§ **Aim of the task**
Exactly reproduce the lines that follow.

-- Begin Record extracts --

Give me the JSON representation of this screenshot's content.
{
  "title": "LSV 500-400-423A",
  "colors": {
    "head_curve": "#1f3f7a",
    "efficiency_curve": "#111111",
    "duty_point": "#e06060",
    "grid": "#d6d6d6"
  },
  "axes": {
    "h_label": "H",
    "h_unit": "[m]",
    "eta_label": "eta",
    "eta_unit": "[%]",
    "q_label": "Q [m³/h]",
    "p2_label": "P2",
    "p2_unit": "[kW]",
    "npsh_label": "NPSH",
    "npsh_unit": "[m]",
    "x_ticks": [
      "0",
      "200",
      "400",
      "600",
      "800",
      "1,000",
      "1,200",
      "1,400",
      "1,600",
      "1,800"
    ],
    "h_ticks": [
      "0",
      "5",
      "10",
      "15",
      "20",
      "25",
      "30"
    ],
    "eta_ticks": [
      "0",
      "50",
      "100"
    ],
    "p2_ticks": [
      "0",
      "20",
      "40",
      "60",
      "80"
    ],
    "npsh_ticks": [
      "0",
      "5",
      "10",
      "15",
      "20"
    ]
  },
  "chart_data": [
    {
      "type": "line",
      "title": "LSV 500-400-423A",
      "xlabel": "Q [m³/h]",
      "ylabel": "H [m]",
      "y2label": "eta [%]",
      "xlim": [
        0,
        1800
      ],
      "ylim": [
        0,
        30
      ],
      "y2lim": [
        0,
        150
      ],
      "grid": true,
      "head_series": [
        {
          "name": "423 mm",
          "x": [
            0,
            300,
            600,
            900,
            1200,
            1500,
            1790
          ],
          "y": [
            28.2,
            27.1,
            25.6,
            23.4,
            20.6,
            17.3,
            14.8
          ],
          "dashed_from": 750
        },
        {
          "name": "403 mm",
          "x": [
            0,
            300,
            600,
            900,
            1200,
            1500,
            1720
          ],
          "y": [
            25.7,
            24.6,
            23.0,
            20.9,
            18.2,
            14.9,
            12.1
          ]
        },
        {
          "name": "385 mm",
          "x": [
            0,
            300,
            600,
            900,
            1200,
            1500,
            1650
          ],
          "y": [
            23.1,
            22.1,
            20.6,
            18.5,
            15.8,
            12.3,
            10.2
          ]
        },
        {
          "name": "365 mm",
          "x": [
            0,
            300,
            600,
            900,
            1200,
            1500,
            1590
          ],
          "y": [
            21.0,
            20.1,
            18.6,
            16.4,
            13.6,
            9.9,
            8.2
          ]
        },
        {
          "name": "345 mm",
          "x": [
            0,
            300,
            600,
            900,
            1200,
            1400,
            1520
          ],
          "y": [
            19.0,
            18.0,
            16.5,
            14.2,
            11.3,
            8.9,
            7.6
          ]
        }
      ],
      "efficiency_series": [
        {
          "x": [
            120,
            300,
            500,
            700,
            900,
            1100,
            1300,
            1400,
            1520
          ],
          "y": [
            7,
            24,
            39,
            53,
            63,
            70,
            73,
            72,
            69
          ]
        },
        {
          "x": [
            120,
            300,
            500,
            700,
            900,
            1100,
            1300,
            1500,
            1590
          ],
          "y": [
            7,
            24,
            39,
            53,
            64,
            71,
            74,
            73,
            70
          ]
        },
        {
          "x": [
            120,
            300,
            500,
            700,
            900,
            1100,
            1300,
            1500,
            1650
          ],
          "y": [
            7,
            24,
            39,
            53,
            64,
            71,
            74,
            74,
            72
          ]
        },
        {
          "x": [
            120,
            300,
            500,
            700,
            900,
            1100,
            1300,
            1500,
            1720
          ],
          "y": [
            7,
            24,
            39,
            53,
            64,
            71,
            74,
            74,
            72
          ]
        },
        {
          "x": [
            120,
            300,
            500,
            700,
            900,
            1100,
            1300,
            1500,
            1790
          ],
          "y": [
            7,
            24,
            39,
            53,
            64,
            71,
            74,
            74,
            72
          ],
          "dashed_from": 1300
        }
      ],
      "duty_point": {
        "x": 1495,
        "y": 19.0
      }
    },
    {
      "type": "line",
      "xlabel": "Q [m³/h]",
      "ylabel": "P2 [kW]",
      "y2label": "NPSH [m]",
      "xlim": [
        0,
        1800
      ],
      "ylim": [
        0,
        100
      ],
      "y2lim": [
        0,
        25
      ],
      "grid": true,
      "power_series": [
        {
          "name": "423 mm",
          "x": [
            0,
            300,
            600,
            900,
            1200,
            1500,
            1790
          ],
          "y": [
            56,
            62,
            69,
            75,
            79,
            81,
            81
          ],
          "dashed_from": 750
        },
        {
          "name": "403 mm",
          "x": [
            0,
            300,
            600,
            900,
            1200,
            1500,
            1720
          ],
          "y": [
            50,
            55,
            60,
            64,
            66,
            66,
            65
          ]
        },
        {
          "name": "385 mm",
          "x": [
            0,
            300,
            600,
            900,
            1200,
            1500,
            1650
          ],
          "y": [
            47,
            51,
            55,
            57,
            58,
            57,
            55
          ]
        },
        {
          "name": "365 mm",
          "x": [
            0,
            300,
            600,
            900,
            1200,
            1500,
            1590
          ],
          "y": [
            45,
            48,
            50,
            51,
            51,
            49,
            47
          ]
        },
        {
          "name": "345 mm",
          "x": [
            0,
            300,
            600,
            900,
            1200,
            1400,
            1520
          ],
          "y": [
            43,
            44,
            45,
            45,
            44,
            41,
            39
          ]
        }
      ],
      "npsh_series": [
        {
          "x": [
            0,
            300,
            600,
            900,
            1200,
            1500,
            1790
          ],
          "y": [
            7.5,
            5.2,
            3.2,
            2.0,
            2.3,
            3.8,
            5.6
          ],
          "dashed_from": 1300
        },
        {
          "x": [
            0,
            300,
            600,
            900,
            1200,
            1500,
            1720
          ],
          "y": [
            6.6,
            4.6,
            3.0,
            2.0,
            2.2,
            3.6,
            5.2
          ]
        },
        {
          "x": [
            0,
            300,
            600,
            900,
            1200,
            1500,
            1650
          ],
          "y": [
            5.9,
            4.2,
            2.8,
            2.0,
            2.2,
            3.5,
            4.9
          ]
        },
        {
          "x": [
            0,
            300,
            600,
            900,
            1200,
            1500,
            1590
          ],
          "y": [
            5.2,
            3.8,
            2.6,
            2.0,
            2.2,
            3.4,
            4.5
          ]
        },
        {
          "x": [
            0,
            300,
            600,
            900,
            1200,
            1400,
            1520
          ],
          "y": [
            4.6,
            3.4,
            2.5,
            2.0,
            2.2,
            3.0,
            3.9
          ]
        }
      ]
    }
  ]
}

-- End Record extracts --

§ **Solution below**
Give me the JSON representation of this screenshot's content.
{
  "title": "LSV 500-400-423A",
  "colors": {
    "head_curve": "#1f3f7a",
    "efficiency_curve": "#111111",
    "duty_point": "#e06060",
    "grid": "#d6d6d6"
  },
  "axes": {
    "h_label": "H",
    "h_unit": "[m]",
    "eta_label": "eta",
    "eta_unit": "[%]",
    "q_label": "Q [m³/h]",
    "p2_label": "P2",
    "p2_unit": "[kW]",
    "npsh_label": "NPSH",
    "npsh_unit": "[m]",
    "x_ticks": [
      "0",
      "200",
      "400",
      "600",
      "800",
      "1,000",
      "1,200",
      "1,400",
      "1,600",
      "1,800"
    ],
    "h_ticks": [
      "0",
      "5",
      "10",
      "15",
      "20",
      "25",
      "30"
    ],
    "eta_ticks": [
      "0",
      "50",
      "100"
    ],
    "p2_ticks": [
      "0",
      "20",
      "40",
      "60",
      "80"
    ],
    "npsh_ticks": [
      "0",
      "5",
      "10",
      "15",
      "20"
    ]
  },
  "chart_data": [
    {
      "type": "line",
      "title": "LSV 500-400-423A",
      "xlabel": "Q [m³/h]",
      "ylabel": "H [m]",
      "y2label": "eta [%]",
      "xlim": [
        0,
        1800
      ],
      "ylim": [
        0,
        30
      ],
      "y2lim": [
        0,
        150
      ],
      "grid": true,
      "head_series": [
        {
          "name": "423 mm",
          "x": [
            0,
            300,
            600,
            900,
            1200,
            1500,
            1790
          ],
          "y": [
            28.2,
            27.1,
            25.6,
            23.4,
            20.6,
            17.3,
            14.8
          ],
          "dashed_from": 750
        },
        {
          "name": "403 mm",
          "x": [
            0,
            300,
            600,
            900,
            1200,
            1500,
            1720
          ],
          "y": [
            25.7,
            24.6,
            23.0,
            20.9,
            18.2,
            14.9,
            12.1
          ]
        },
        {
          "name": "385 mm",
          "x": [
            0,
            300,
            600,
            900,
            1200,
            1500,
            1650
          ],
          "y": [
            23.1,
            22.1,
            20.6,
            18.5,
            15.8,
            12.3,
            10.2
          ]
        },
        {
          "name": "365 mm",
          "x": [
            0,
            300,
            600,
            900,
            1200,
            1500,
            1590
          ],
          "y": [
            21.0,
            20.1,
            18.6,
            16.4,
            13.6,
            9.9,
            8.2
          ]
        },
        {
          "name": "345 mm",
          "x": [
            0,
            300,
            600,
            900,
            1200,
            1400,
            1520
          ],
          "y": [
            19.0,
            18.0,
            16.5,
            14.2,
            11.3,
            8.9,
            7.6
          ]
        }
      ],
      "efficiency_series": [
        {
          "x": [
            120,
            300,
            500,
            700,
            900,
            1100,
            1300,
            1400,
            1520
          ],
          "y": [
            7,
            24,
            39,
            53,
            63,
            70,
            73,
            72,
            69
          ]
        },
        {
          "x": [
            120,
            300,
            500,
            700,
            900,
            1100,
            1300,
            1500,
            1590
          ],
          "y": [
            7,
            24,
            39,
            53,
            64,
            71,
            74,
            73,
            70
          ]
        },
        {
          "x": [
            120,
            300,
            500,
            700,
            900,
            1100,
            1300,
            1500,
            1650
          ],
          "y": [
            7,
            24,
            39,
            53,
            64,
            71,
            74,
            74,
            72
          ]
        },
        {
          "x": [
            120,
            300,
            500,
            700,
            900,
            1100,
            1300,
            1500,
            1720
          ],
          "y": [
            7,
            24,
            39,
            53,
            64,
            71,
            74,
            74,
            72
          ]
        },
        {
          "x": [
            120,
            300,
            500,
            700,
            900,
            1100,
            1300,
            1500,
            1790
          ],
          "y": [
            7,
            24,
            39,
            53,
            64,
            71,
            74,
            74,
            72
          ],
          "dashed_from": 1300
        }
      ],
      "duty_point": {
        "x": 1495,
        "y": 19.0
      }
    },
    {
      "type": "line",
      "xlabel": "Q [m³/h]",
      "ylabel": "P2 [kW]",
      "y2label": "NPSH [m]",
      "xlim": [
        0,
        1800
      ],
      "ylim": [
        0,
        100
      ],
      "y2lim": [
        0,
        25
      ],
      "grid": true,
      "power_series": [
        {
          "name": "423 mm",
          "x": [
            0,
            300,
            600,
            900,
            1200,
            1500,
            1790
          ],
          "y": [
            56,
            62,
            69,
            75,
            79,
            81,
            81
          ],
          "dashed_from": 750
        },
        {
          "name": "403 mm",
          "x": [
            0,
            300,
            600,
            900,
            1200,
            1500,
            1720
          ],
          "y": [
            50,
            55,
            60,
            64,
            66,
            66,
            65
          ]
        },
        {
          "name": "385 mm",
          "x": [
            0,
            300,
            600,
            900,
            1200,
            1500,
            1650
          ],
          "y": [
            47,
            51,
            55,
            57,
            58,
            57,
            55
          ]
        },
        {
          "name": "365 mm",
          "x": [
            0,
            300,
            600,
            900,
            1200,
            1500,
            1590
          ],
          "y": [
            45,
            48,
            50,
            51,
            51,
            49,
            47
          ]
        },
        {
          "name": "345 mm",
          "x": [
            0,
            300,
            600,
            900,
            1200,
            1400,
            1520
          ],
          "y": [
            43,
            44,
            45,
            45,
            44,
            41,
            39
          ]
        }
      ],
      "npsh_series": [
        {
          "x": [
            0,
            300,
            600,
            900,
            1200,
            1500,
            1790
          ],
          "y": [
            7.5,
            5.2,
            3.2,
            2.0,
            2.3,
            3.8,
            5.6
          ],
          "dashed_from": 1300
        },
        {
          "x": [
            0,
            300,
            600,
            900,
            1200,
            1500,
            1720
          ],
          "y": [
            6.6,
            4.6,
            3.0,
            2.0,
            2.2,
            3.6,
            5.2
          ]
        },
        {
          "x": [
            0,
            300,
            600,
            900,
            1200,
            1500,
            1650
          ],
          "y": [
            5.9,
            4.2,
            2.8,
            2.0,
            2.2,
            3.5,
            4.9
          ]
        },
        {
          "x": [
            0,
            300,
            600,
            900,
            1200,
            1500,
            1590
          ],
          "y": [
            5.2,
            3.8,
            2.6,
            2.0,
            2.2,
            3.4,
            4.5
          ]
        },
        {
          "x": [
            0,
            300,
            600,
            900,
            1200,
            1400,
            1520
          ],
          "y": [
            4.6,
            3.4,
            2.5,
            2.0,
            2.2,
            3.0,
            3.9
          ]
        }
      ]
    }
  ]
}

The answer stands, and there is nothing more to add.